§ Goal:
Please reproduce every line of the records below verbatim, leaving out the pictures.

═══

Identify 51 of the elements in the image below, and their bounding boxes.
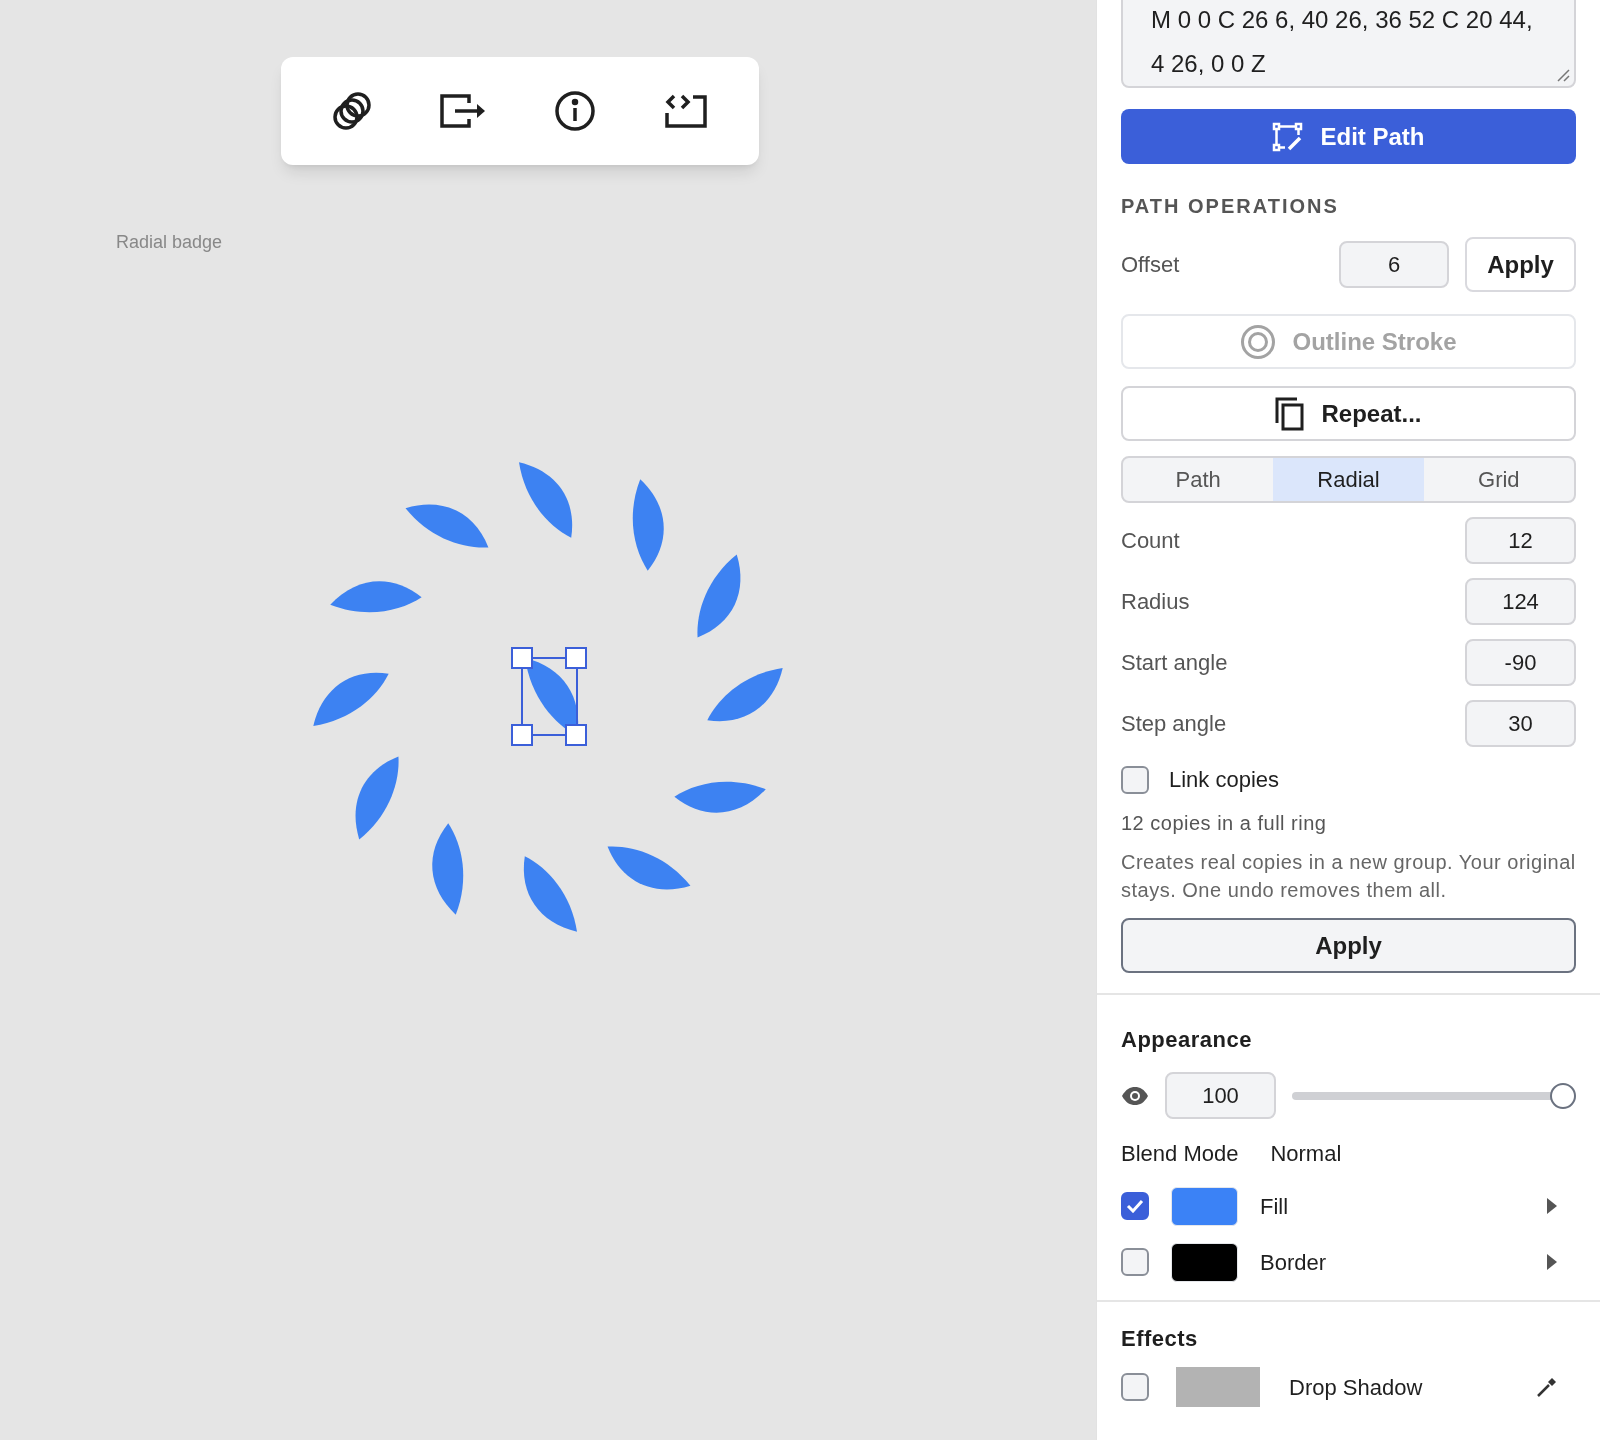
info-icon[interactable] xyxy=(552,89,597,133)
section-heading: Effects xyxy=(1121,1325,1199,1353)
copy-icon xyxy=(1275,396,1306,431)
blend-mode-label: Blend Mode xyxy=(1121,1140,1239,1168)
eyedropper-icon[interactable] xyxy=(1536,1376,1558,1398)
path-data-field[interactable]: M 0 0 C 26 6, 40 26, 36 52 C 20 44, 4 26, 0 0 Z xyxy=(1121,0,1576,88)
layer-checkbox[interactable] xyxy=(1121,1248,1149,1276)
summary-text: 12 copies in a full ring xyxy=(1121,811,1328,836)
expand-caret-icon[interactable] xyxy=(1546,1253,1558,1271)
effect-checkbox[interactable] xyxy=(1121,1373,1149,1401)
section-heading: Appearance xyxy=(1121,1026,1253,1054)
number-field[interactable]: -90 xyxy=(1465,639,1576,686)
slider-thumb[interactable] xyxy=(1550,1082,1576,1109)
layer-label: Border xyxy=(1260,1248,1328,1277)
number-field[interactable]: 124 xyxy=(1465,578,1576,625)
layer-label: Fill xyxy=(1260,1192,1290,1221)
field-label: Radius xyxy=(1121,588,1191,616)
offset-field[interactable]: 6 xyxy=(1339,241,1449,288)
field-label: Count xyxy=(1121,527,1181,555)
link-copies-label: Link copies xyxy=(1169,766,1280,794)
section-heading: PATH OPERATIONS xyxy=(1121,194,1340,219)
offset-label: Offset xyxy=(1121,251,1181,279)
eye-icon[interactable] xyxy=(1121,1085,1149,1106)
mode-tab[interactable]: Path xyxy=(1123,458,1274,501)
help-text: Creates real copies in a new group. Your original stays. One undo removes them all. xyxy=(1121,850,1576,903)
apply-offset-button[interactable]: Apply xyxy=(1465,237,1576,292)
resize-grip-icon[interactable] xyxy=(1556,68,1570,82)
link-copies-checkbox[interactable] xyxy=(1121,765,1149,794)
bezier-edit-icon xyxy=(1272,121,1305,152)
number-field[interactable]: 12 xyxy=(1465,517,1576,564)
mode-tab[interactable]: Radial xyxy=(1273,458,1424,501)
mode-tab[interactable]: Grid xyxy=(1423,458,1574,501)
blend-mode-value[interactable]: Normal xyxy=(1270,1137,1342,1170)
color-swatch[interactable] xyxy=(1171,1242,1238,1282)
layer-checkbox[interactable] xyxy=(1121,1192,1149,1220)
number-field[interactable]: 30 xyxy=(1465,700,1576,747)
apply-button[interactable]: Apply xyxy=(1121,918,1576,973)
edit-path-button[interactable]: Edit Path xyxy=(1121,109,1576,164)
repeat-button[interactable]: Repeat... xyxy=(1121,386,1576,441)
color-swatch[interactable] xyxy=(1171,1186,1238,1226)
artboard-label: Radial badge xyxy=(116,231,223,254)
expand-caret-icon[interactable] xyxy=(1546,1197,1558,1215)
opacity-field[interactable]: 100 xyxy=(1165,1072,1276,1119)
concentric-circles-icon xyxy=(1240,323,1277,360)
selected-leaf-with-handles[interactable] xyxy=(511,647,587,746)
opacity-slider[interactable] xyxy=(1292,1082,1576,1109)
check-icon xyxy=(1126,1199,1144,1213)
effect-swatch[interactable] xyxy=(1176,1367,1260,1407)
field-label: Step angle xyxy=(1121,710,1228,738)
field-label: Start angle xyxy=(1121,649,1229,677)
effect-label: Drop Shadow xyxy=(1289,1373,1424,1402)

═══

§ Response to the exercise:
Identify 51 of the elements in the image below, and their bounding boxes.
info-icon[interactable] xyxy=(552,89,597,133)
section-heading: Effects xyxy=(1121,1325,1199,1353)
copy-icon xyxy=(1275,396,1306,431)
blend-mode-label: Blend Mode xyxy=(1121,1140,1239,1168)
eyedropper-icon[interactable] xyxy=(1536,1376,1558,1398)
path-data-field[interactable]: M 0 0 C 26 6, 40 26, 36 52 C 20 44, 4 26, 0 0 Z xyxy=(1121,0,1576,88)
layer-checkbox[interactable] xyxy=(1121,1248,1149,1276)
summary-text: 12 copies in a full ring xyxy=(1121,811,1328,836)
expand-caret-icon[interactable] xyxy=(1546,1253,1558,1271)
effect-checkbox[interactable] xyxy=(1121,1373,1149,1401)
section-heading: Appearance xyxy=(1121,1026,1253,1054)
number-field[interactable]: -90 xyxy=(1465,639,1576,686)
slider-thumb[interactable] xyxy=(1550,1082,1576,1109)
layer-label: Border xyxy=(1260,1248,1328,1277)
number-field[interactable]: 124 xyxy=(1465,578,1576,625)
layer-label: Fill xyxy=(1260,1192,1290,1221)
field-label: Radius xyxy=(1121,588,1191,616)
offset-field[interactable]: 6 xyxy=(1339,241,1449,288)
field-label: Count xyxy=(1121,527,1181,555)
link-copies-label: Link copies xyxy=(1169,766,1280,794)
section-heading: PATH OPERATIONS xyxy=(1121,194,1340,219)
offset-label: Offset xyxy=(1121,251,1181,279)
eye-icon[interactable] xyxy=(1121,1085,1149,1106)
mode-tab[interactable]: Path xyxy=(1123,458,1274,501)
help-text: Creates real copies in a new group. Your original stays. One undo removes them all. xyxy=(1121,850,1576,903)
apply-offset-button[interactable]: Apply xyxy=(1465,237,1576,292)
resize-grip-icon[interactable] xyxy=(1556,68,1570,82)
link-copies-checkbox[interactable] xyxy=(1121,765,1149,794)
bezier-edit-icon xyxy=(1272,121,1305,152)
number-field[interactable]: 12 xyxy=(1465,517,1576,564)
mode-tab[interactable]: Radial xyxy=(1273,458,1424,501)
mode-tab[interactable]: Grid xyxy=(1423,458,1574,501)
blend-mode-value[interactable]: Normal xyxy=(1270,1137,1342,1170)
color-swatch[interactable] xyxy=(1171,1242,1238,1282)
layer-checkbox[interactable] xyxy=(1121,1192,1149,1220)
number-field[interactable]: 30 xyxy=(1465,700,1576,747)
apply-button[interactable]: Apply xyxy=(1121,918,1576,973)
edit-path-button[interactable]: Edit Path xyxy=(1121,109,1576,164)
repeat-button[interactable]: Repeat... xyxy=(1121,386,1576,441)
color-swatch[interactable] xyxy=(1171,1186,1238,1226)
artboard-label: Radial badge xyxy=(116,231,223,254)
expand-caret-icon[interactable] xyxy=(1546,1197,1558,1215)
opacity-field[interactable]: 100 xyxy=(1165,1072,1276,1119)
concentric-circles-icon xyxy=(1240,323,1277,360)
selected-leaf-with-handles[interactable] xyxy=(511,647,587,746)
opacity-slider[interactable] xyxy=(1292,1082,1576,1109)
check-icon xyxy=(1126,1199,1144,1213)
effect-swatch[interactable] xyxy=(1176,1367,1260,1407)
field-label: Step angle xyxy=(1121,710,1228,738)
field-label: Start angle xyxy=(1121,649,1229,677)
effect-label: Drop Shadow xyxy=(1289,1373,1424,1402)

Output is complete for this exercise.